====== Records supplied
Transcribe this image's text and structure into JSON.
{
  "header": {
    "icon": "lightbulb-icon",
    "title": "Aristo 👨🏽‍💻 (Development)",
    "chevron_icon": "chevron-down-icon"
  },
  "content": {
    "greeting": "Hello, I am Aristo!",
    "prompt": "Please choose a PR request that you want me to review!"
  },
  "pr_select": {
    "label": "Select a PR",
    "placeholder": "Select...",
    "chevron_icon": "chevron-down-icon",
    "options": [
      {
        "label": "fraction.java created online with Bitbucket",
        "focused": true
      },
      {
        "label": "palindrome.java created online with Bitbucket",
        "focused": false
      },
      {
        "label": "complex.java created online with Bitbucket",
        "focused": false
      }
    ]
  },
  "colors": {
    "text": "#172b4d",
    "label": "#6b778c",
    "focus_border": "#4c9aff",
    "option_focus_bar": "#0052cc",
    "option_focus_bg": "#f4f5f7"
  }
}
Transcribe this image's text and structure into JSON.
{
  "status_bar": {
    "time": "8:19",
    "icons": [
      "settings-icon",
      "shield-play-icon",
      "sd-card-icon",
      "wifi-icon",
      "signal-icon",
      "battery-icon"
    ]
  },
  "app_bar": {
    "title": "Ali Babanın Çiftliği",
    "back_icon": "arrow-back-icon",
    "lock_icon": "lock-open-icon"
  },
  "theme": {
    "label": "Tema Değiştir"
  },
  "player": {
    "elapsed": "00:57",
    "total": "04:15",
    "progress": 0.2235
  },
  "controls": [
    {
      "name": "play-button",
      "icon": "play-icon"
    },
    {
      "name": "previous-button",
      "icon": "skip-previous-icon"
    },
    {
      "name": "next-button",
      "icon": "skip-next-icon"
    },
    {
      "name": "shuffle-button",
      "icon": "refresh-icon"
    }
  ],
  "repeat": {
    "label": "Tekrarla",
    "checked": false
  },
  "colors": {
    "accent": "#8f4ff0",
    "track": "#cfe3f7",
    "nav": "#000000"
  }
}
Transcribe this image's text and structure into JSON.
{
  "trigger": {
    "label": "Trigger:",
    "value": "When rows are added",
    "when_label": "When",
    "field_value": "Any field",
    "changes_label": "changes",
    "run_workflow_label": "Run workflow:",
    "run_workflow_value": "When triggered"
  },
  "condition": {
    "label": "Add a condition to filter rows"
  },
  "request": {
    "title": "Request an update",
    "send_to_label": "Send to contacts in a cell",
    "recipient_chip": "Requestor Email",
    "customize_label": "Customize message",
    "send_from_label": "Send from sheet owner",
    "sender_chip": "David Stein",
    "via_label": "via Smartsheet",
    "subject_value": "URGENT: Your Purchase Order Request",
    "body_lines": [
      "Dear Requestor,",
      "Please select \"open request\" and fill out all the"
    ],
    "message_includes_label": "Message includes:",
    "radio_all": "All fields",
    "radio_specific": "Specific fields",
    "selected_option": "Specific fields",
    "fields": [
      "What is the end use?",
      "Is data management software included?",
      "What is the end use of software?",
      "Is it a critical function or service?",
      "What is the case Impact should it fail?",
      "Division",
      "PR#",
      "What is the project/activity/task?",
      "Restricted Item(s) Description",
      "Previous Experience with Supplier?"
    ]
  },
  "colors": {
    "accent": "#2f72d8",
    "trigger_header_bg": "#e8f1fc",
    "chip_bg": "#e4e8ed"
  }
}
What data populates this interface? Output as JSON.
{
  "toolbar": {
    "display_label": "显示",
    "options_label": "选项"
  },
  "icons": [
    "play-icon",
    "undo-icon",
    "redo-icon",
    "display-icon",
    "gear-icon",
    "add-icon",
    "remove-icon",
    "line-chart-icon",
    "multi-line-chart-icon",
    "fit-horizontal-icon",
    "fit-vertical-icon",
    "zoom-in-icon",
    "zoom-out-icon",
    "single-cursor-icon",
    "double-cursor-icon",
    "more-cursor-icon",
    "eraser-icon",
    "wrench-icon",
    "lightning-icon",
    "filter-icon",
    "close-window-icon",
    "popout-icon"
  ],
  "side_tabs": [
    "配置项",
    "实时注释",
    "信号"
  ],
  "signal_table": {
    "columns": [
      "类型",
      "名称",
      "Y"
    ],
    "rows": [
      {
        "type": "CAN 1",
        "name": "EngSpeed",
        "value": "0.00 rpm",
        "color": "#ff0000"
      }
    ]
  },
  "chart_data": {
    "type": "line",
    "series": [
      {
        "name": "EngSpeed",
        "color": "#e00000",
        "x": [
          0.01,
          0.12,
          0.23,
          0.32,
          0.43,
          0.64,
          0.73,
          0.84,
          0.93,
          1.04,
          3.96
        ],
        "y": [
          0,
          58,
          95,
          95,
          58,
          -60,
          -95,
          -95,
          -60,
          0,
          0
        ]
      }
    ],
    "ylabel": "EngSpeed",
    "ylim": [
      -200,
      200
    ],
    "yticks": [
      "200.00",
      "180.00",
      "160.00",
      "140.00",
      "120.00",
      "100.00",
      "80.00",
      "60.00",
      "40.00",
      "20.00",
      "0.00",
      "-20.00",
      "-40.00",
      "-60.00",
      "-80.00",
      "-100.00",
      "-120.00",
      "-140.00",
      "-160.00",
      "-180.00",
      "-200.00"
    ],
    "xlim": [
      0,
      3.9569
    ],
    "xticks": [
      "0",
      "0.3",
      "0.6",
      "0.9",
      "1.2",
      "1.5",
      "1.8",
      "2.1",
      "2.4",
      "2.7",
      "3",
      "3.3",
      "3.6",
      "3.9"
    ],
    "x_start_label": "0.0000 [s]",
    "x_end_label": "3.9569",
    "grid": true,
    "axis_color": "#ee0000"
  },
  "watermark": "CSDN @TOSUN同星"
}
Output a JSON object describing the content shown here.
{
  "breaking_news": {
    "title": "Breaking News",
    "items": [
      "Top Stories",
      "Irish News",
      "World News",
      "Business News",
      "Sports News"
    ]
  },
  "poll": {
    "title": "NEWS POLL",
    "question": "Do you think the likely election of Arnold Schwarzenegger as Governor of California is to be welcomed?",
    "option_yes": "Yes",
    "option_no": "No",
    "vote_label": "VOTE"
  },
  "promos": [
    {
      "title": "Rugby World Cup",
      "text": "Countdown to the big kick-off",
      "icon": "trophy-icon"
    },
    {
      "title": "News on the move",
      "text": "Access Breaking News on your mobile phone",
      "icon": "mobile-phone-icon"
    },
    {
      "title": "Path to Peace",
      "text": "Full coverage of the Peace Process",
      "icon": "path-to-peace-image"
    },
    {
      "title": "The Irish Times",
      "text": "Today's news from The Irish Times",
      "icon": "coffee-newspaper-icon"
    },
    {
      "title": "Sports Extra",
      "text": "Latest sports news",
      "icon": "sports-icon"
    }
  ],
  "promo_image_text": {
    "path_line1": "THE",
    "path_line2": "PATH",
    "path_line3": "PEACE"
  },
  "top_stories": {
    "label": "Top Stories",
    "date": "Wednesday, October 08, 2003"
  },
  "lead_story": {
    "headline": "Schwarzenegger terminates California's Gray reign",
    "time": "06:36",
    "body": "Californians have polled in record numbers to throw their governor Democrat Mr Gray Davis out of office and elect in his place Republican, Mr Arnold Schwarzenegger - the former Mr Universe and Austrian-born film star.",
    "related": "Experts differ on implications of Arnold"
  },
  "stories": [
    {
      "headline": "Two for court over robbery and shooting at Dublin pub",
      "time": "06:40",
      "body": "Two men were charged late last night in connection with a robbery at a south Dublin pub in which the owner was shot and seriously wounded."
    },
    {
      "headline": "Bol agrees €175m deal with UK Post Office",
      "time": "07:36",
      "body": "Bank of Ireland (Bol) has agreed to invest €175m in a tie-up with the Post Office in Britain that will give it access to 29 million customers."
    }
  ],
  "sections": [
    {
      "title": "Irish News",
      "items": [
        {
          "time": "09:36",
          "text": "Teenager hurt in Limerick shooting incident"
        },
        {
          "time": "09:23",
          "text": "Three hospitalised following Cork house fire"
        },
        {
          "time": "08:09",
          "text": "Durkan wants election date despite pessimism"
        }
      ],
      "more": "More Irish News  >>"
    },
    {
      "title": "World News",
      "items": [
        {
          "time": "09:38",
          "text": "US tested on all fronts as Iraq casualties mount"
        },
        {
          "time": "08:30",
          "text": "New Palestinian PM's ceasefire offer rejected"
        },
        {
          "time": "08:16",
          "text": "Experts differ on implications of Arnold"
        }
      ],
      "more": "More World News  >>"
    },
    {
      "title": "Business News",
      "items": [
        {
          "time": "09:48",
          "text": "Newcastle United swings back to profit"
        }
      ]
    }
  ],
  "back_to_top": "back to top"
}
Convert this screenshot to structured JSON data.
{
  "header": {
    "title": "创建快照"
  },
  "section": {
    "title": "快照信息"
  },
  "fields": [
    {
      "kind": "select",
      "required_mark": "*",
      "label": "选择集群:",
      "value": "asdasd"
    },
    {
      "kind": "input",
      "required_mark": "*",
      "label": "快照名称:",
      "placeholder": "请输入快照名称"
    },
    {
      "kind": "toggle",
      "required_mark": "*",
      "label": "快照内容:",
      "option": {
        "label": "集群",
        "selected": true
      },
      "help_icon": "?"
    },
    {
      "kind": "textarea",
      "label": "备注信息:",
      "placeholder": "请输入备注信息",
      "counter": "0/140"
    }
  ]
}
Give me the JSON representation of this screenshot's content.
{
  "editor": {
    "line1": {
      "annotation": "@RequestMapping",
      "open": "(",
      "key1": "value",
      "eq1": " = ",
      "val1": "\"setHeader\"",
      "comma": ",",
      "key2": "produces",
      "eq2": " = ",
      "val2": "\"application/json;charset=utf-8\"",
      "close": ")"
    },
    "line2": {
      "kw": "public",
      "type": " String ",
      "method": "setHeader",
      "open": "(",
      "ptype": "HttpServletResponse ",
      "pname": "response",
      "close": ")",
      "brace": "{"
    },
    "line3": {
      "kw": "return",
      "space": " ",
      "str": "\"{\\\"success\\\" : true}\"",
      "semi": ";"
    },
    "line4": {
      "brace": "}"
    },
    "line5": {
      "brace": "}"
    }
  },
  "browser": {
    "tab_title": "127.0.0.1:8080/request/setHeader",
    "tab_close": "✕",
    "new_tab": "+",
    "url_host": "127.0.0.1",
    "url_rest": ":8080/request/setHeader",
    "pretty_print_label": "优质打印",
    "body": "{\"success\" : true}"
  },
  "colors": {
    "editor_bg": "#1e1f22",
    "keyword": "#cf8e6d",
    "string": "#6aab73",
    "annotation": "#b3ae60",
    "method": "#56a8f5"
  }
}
============
### Requirement
Find the word "next" in the records and pull out each line that has it.

### Reply to the task
      "name": "next-button",
      "icon": "skip-next-icon"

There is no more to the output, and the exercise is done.